> **Exercise directions**
Return each line of the records holding the string "JSON".

> **Dataset listings of figures**
-- Begin --
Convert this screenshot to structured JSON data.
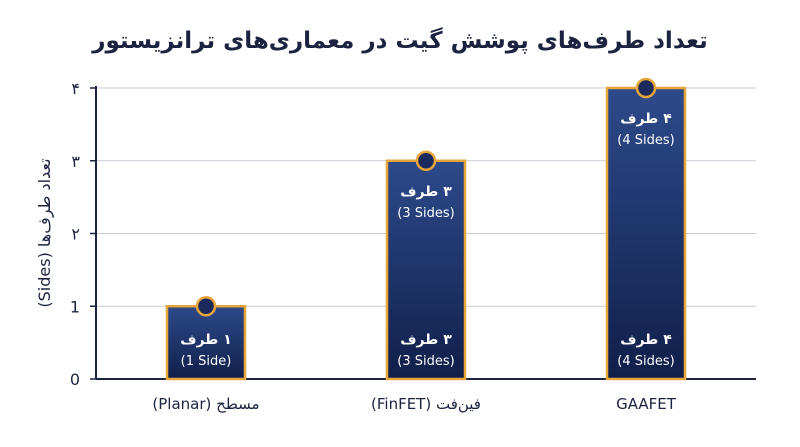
{
  "chart_data": {
    "type": "bar",
    "title": "تعداد طرف‌های پوشش گیت در معماری‌های ترانزیستور",
    "xlabel": "",
    "ylabel": "تعداد طرف‌ها (Sides)",
    "categories": [
      "مسطح (Planar)",
      "فین‌فت (FinFET)",
      "GAAFET"
    ],
    "values": [
      1,
      3,
      4
    ],
    "ylim": [
      0,
      4
    ],
    "yticks": [
      0,
      1,
      2,
      3,
      4
    ],
    "ytick_labels": [
      "0",
      "1",
      "۲",
      "۳",
      "۴"
    ],
    "top_labels": [
      {
        "main": "۱ طرف",
        "sub": "(1 Side)"
      },
      {
        "main": "۳ طرف",
        "sub": "(3 Sides)"
      },
      {
        "main": "۴ طرف",
        "sub": "(4 Sides)"
      }
    ],
    "bottom_labels": [
      null,
      {
        "main": "۳ طرف",
        "sub": "(3 Sides)"
      },
      {
        "main": "۴ طرف",
        "sub": "(4 Sides)"
      }
    ],
    "grid": true,
    "colors": {
      "bar_top": "#2d4a8a",
      "bar_bottom": "#101f4a",
      "bar_border": "#e8a53a",
      "marker_fill": "#1a2a5c",
      "marker_border": "#e8a53a",
      "axis": "#1b2340",
      "grid": "#c9ccd4"
    }
  }
}
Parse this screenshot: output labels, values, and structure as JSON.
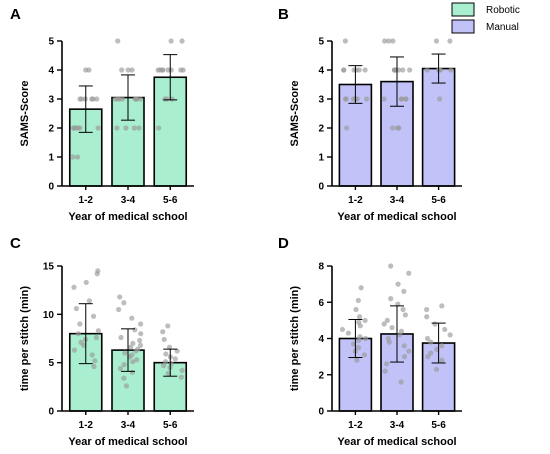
{
  "legend": [
    {
      "label": "Robotic",
      "color": "#a8eecf"
    },
    {
      "label": "Manual",
      "color": "#c1c2f7"
    }
  ],
  "chart_data": [
    {
      "panel": "A",
      "type": "bar",
      "categories": [
        "1-2",
        "3-4",
        "5-6"
      ],
      "values": [
        2.65,
        3.05,
        3.75
      ],
      "error_bars": [
        0.8,
        0.78,
        0.78
      ],
      "points": [
        [
          1,
          1,
          2,
          2,
          2,
          2,
          2,
          2,
          3,
          3,
          3,
          3,
          3,
          3,
          4,
          4
        ],
        [
          2,
          2,
          2,
          2,
          3,
          3,
          3,
          3,
          3,
          3,
          3,
          3,
          4,
          4,
          4,
          5
        ],
        [
          2,
          3,
          3,
          3,
          4,
          4,
          4,
          4,
          4,
          4,
          4,
          4,
          5,
          5
        ]
      ],
      "xlabel": "Year of medical school",
      "ylabel": "SAMS-Score",
      "ylim": [
        0,
        5
      ],
      "yticks": [
        0,
        1,
        2,
        3,
        4,
        5
      ],
      "bar_color": "#a8eecf",
      "series": "Robotic"
    },
    {
      "panel": "B",
      "type": "bar",
      "categories": [
        "1-2",
        "3-4",
        "5-6"
      ],
      "values": [
        3.5,
        3.6,
        4.05
      ],
      "error_bars": [
        0.65,
        0.85,
        0.5
      ],
      "points": [
        [
          2,
          3,
          3,
          3,
          3,
          3,
          3,
          4,
          4,
          4,
          4,
          4,
          4,
          5
        ],
        [
          2,
          2,
          2,
          3,
          3,
          3,
          3,
          3,
          4,
          4,
          4,
          4,
          4,
          4,
          4,
          5,
          5,
          5
        ],
        [
          3,
          4,
          4,
          4,
          4,
          4,
          5,
          5
        ]
      ],
      "xlabel": "Year of medical school",
      "ylabel": "SAMS-Score",
      "ylim": [
        0,
        5
      ],
      "yticks": [
        0,
        1,
        2,
        3,
        4,
        5
      ],
      "bar_color": "#c1c2f7",
      "series": "Manual"
    },
    {
      "panel": "C",
      "type": "bar",
      "categories": [
        "1-2",
        "3-4",
        "5-6"
      ],
      "values": [
        8.0,
        6.3,
        5.0
      ],
      "error_bars": [
        3.1,
        2.2,
        1.4
      ],
      "points": [
        [
          4.6,
          5.2,
          5.8,
          6.3,
          6.8,
          7.1,
          7.4,
          7.6,
          8.0,
          8.3,
          9.0,
          9.8,
          10.6,
          11.4,
          12.8,
          13.3,
          14.2,
          14.5
        ],
        [
          2.6,
          3.4,
          4.0,
          4.4,
          4.8,
          5.1,
          5.3,
          5.6,
          5.8,
          6.0,
          6.2,
          6.4,
          6.6,
          6.8,
          7.0,
          7.3,
          7.6,
          8.0,
          8.4,
          9.0,
          9.6,
          10.5,
          11.2,
          11.8
        ],
        [
          3.5,
          3.9,
          4.2,
          4.5,
          4.7,
          4.9,
          5.1,
          5.4,
          5.6,
          5.9,
          6.2,
          6.6,
          7.4,
          8.2,
          8.8
        ]
      ],
      "xlabel": "Year of medical school",
      "ylabel": "time per stitch (min)",
      "ylim": [
        0,
        15
      ],
      "yticks": [
        0,
        5,
        10,
        15
      ],
      "bar_color": "#a8eecf",
      "series": "Robotic"
    },
    {
      "panel": "D",
      "type": "bar",
      "categories": [
        "1-2",
        "3-4",
        "5-6"
      ],
      "values": [
        4.0,
        4.25,
        3.75
      ],
      "error_bars": [
        1.05,
        1.55,
        1.1
      ],
      "points": [
        [
          2.8,
          3.1,
          3.3,
          3.5,
          3.7,
          3.9,
          4.0,
          4.1,
          4.3,
          4.5,
          4.7,
          4.9,
          5.0,
          5.2,
          5.6,
          6.1,
          6.8
        ],
        [
          1.6,
          2.2,
          2.6,
          3.0,
          3.3,
          3.6,
          3.8,
          4.0,
          4.2,
          4.4,
          4.6,
          4.8,
          5.0,
          5.3,
          5.6,
          5.9,
          6.2,
          6.6,
          7.0,
          7.6,
          8.0
        ],
        [
          2.3,
          2.8,
          3.0,
          3.2,
          3.4,
          3.6,
          3.8,
          4.0,
          4.2,
          4.5,
          4.8,
          5.2,
          5.6,
          5.8
        ]
      ],
      "xlabel": "Year of medical school",
      "ylabel": "time per stitch (min)",
      "ylim": [
        0,
        8
      ],
      "yticks": [
        0,
        2,
        4,
        6,
        8
      ],
      "bar_color": "#c1c2f7",
      "series": "Manual"
    }
  ]
}
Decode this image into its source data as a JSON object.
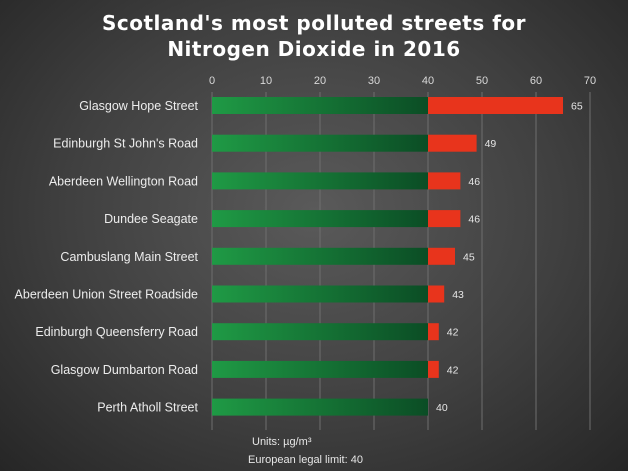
-- End --
> **Exercise solution**
Convert this screenshot to structured JSON data.
Parse this screenshot: output labels, values, and structure as JSON.
Decode this image into its source data as a JSON object.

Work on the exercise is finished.